Así comienza el último capítulo de la larga y triste historia del puerto y (mucho más) de la empresa Buquebus. Quedan atrás una propuesta en Colonia del Sacramento reprobada por la Unesco, un intento en Punta Carretas y una iniciativa en Capurro de la que el empresario López Mena finalmente se desentendió, dando por tierra con un plan de desarrollo y recuperación del área elaborado por la Intendencia de Montevideo.
La cuarta entrega recupera la vocación destructiva de un entorno delicado de su antecesora coloniense y sube la apuesta, exigiendo la propiedad de los padrones costeros en que la propuesta se asienta, todo lo cual no provocaría asombro si no fuese por el agresivo apoyo del Poder Ejecutivo, que se ha puesto al hombro la gestión de semejante expropiación de patrimonio público.
En un primer intento, que bien puede leerse como un reconocimiento del carácter vergonzoso de la operación, se apeló al manido recurso de introducir, barajado en el fárrago de la anterior Rendición de Cuentas, un artículo autorizando la enajenación de los padrones. Abortada la maniobra se insistió con una iniciativa que el Senado aprobó a fines de diciembre sin que haya trascendido el menor atisbo de discusión a la interna ni el menor intento de difusión a lo externo (léase: la ciudadanía).
Finalmente, la Comisión de Transporte de la Cámara de Diputados aprobó la propuesta con el único voto discordante de un diputado colorado. O sea que el camino aparece despejado para que el Parlamento faculte al Poder Ejecutivo a vender a un particular un trozo del más emblemático entorno público del país.
Parece entonces imposible evitar que, llegados a este punto y de este modo, las preguntas se disparen: ¿por qué?, ¿a quién?, ¿para qué?

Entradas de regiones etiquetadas
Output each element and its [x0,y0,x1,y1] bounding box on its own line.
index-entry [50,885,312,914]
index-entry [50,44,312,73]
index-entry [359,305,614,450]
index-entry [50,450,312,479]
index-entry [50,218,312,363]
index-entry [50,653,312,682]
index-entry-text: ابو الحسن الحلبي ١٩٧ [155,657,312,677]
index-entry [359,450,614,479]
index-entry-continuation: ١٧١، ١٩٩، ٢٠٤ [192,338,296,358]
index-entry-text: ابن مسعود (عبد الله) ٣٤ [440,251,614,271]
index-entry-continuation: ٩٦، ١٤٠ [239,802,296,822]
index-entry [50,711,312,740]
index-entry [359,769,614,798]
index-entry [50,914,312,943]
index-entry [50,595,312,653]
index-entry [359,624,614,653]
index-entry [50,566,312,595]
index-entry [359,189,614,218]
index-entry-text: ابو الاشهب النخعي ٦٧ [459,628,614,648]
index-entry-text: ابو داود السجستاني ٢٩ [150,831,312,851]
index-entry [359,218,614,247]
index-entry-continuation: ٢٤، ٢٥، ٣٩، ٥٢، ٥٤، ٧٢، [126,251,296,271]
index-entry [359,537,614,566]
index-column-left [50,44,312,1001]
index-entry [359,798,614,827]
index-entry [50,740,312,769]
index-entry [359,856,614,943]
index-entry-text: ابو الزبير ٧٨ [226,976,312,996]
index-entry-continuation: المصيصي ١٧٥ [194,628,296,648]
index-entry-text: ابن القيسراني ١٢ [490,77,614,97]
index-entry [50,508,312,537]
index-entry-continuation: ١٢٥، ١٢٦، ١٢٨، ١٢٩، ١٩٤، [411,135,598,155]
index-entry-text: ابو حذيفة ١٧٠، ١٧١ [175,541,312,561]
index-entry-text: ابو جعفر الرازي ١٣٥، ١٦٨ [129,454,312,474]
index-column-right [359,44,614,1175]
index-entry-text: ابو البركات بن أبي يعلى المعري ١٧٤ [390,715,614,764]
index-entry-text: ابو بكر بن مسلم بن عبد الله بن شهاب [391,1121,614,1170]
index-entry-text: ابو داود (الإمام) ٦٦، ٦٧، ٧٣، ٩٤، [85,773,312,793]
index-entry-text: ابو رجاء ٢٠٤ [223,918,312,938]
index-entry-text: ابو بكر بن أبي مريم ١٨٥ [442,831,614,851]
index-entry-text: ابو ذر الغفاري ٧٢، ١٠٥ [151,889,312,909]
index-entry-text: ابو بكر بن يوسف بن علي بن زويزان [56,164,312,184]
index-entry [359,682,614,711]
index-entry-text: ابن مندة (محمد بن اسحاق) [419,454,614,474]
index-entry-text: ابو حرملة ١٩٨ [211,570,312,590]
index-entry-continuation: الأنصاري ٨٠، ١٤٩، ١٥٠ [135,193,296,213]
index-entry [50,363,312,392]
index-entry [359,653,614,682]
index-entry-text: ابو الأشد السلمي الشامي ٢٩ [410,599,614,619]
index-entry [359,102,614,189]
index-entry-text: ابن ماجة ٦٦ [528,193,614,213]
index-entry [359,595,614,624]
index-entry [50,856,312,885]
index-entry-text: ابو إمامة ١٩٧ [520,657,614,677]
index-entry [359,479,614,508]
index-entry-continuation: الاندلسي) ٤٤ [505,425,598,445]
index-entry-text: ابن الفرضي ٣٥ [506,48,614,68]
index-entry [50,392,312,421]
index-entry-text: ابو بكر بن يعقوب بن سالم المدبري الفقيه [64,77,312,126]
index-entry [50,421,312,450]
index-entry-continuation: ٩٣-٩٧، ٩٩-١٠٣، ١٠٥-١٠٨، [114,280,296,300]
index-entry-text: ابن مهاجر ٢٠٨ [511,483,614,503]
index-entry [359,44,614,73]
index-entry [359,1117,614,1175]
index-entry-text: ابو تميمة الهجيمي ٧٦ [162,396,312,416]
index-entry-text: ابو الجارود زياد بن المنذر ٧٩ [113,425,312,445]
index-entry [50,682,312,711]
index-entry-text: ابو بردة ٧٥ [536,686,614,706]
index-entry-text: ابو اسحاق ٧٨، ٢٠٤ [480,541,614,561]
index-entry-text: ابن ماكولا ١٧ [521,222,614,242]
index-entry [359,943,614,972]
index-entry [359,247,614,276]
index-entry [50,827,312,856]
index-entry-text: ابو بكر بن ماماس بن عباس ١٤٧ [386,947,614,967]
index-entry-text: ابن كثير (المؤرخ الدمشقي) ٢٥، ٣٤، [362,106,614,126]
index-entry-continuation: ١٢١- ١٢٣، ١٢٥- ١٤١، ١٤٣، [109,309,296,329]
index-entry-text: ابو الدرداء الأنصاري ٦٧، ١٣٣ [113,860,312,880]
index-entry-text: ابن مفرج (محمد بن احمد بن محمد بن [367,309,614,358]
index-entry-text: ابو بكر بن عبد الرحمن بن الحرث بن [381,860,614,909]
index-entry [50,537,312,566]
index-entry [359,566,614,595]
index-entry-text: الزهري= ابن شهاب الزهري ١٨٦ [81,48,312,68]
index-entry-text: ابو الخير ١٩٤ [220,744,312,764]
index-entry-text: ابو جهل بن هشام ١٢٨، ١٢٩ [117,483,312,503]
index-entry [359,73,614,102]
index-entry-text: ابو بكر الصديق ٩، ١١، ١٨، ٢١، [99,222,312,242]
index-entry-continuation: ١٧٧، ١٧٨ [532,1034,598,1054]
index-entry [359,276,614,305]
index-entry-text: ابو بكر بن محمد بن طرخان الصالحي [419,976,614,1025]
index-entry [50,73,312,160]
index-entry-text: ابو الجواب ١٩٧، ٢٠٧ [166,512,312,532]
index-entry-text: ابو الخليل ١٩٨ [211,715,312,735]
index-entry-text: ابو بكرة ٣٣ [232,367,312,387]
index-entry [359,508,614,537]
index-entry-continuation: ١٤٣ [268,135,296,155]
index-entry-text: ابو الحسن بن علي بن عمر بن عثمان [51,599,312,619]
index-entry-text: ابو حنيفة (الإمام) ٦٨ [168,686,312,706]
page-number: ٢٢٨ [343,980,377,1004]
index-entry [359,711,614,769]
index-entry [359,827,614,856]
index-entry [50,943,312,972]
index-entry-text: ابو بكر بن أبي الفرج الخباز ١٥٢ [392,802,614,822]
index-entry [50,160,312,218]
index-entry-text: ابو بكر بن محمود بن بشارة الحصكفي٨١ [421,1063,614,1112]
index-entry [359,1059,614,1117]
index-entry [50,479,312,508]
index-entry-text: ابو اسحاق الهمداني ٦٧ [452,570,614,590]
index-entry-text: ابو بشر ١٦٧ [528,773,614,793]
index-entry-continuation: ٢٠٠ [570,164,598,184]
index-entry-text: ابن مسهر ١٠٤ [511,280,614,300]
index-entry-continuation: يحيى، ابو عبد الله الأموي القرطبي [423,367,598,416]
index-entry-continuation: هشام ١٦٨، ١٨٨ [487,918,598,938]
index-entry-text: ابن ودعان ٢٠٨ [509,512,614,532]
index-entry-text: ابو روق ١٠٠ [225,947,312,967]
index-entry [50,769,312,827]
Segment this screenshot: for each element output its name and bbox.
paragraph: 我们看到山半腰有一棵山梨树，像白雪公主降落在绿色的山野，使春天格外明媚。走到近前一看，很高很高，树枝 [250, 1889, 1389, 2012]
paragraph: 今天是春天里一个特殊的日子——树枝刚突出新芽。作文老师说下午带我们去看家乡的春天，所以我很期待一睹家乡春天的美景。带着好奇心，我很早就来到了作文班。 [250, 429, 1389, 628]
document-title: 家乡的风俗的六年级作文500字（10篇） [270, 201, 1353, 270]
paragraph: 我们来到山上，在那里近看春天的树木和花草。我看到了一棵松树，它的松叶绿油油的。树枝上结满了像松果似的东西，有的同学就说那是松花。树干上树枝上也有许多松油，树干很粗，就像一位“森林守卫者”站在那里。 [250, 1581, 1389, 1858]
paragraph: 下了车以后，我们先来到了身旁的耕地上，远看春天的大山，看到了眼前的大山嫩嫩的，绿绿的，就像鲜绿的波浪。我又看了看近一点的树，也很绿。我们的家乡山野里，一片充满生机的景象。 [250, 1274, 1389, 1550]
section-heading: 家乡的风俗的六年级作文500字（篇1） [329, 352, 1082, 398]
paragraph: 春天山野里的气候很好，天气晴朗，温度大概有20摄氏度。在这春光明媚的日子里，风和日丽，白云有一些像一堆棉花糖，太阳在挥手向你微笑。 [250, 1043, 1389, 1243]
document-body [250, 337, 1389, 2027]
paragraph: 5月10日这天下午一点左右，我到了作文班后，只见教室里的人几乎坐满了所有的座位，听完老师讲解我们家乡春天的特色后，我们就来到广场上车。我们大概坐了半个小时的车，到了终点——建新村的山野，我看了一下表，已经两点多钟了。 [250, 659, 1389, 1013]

#### Detalles del ejercicio
Escribe la continuación del texto sobre el puerto de Buquebus, empezando justo después de su última oración.

#### Resultado esperado
Preguntarse, claro, para qué declarar Patrimonio Nacional un bien si luego se lo vende sin dar explicaciones, sin promover una discusión pública que permita medir las consecuencias de una decisión tan arriesgada.
Y en silencio
Un silencio preocupante. Extendido y persistente. Un silencio explicable en aquellos que no tienen una formación disciplinar que permita evaluar la posible gravedad de las consecuencias. Pero ¿y los demás?, ¿y las instituciones que por definición estarían obligadas a pronunciarse?
¿No le preocupa al gobierno de la ciudad la afectación de su principal espacio público? ¿No le alarma que en una ciudad que se aleja día a día de su vocación policlasista se impacte el mejor de sus paseos, de sus lugares de encuentro? ¿No le aflige que se fracture el testimonio más contundente de la generosidad de espíritu, el coraje y la audacia de gobernantes de hace un siglo, que debieran ser hoy la vara con que medirse?
¿Cómo es posible que la Comisión de Patrimonio, a la que le alcanza el tiempo para distinguir y proteger una escuela por el simple hecho de estar firmada por Eladio Dieste, no haya dado muestras de alarmarse ante la segura afectación de dos bienes tutelados, como es el caso de la rambla y de la Compañía del Gas?
¿Cómo se explica el estruendoso silencio de la Sociedad de Arquitectos?
¿Y mi facultad? ¿No debió al menos discutir o reclamar la discusión de una iniciativa tan agresiva?
Silencio. Extendido y persistente silencio.
Vayan entonces, a título de inventario, algunas preocupaciones surgidas de la anémica información de que se dispone.
1) Hasta ahora nadie ha aclarado por qué se decide impulsar la venta de una porción del borde costero en lugar de apelar a la figura del usufructo, y esto siempre y cuando se hubiese demostrado la indudable conveniencia de instalar allí lo que se propone, algo que está muy lejos de demostrarse, a no ser que se considere de pública utilidad el acrecentamiento patrimonial del señor López Mena.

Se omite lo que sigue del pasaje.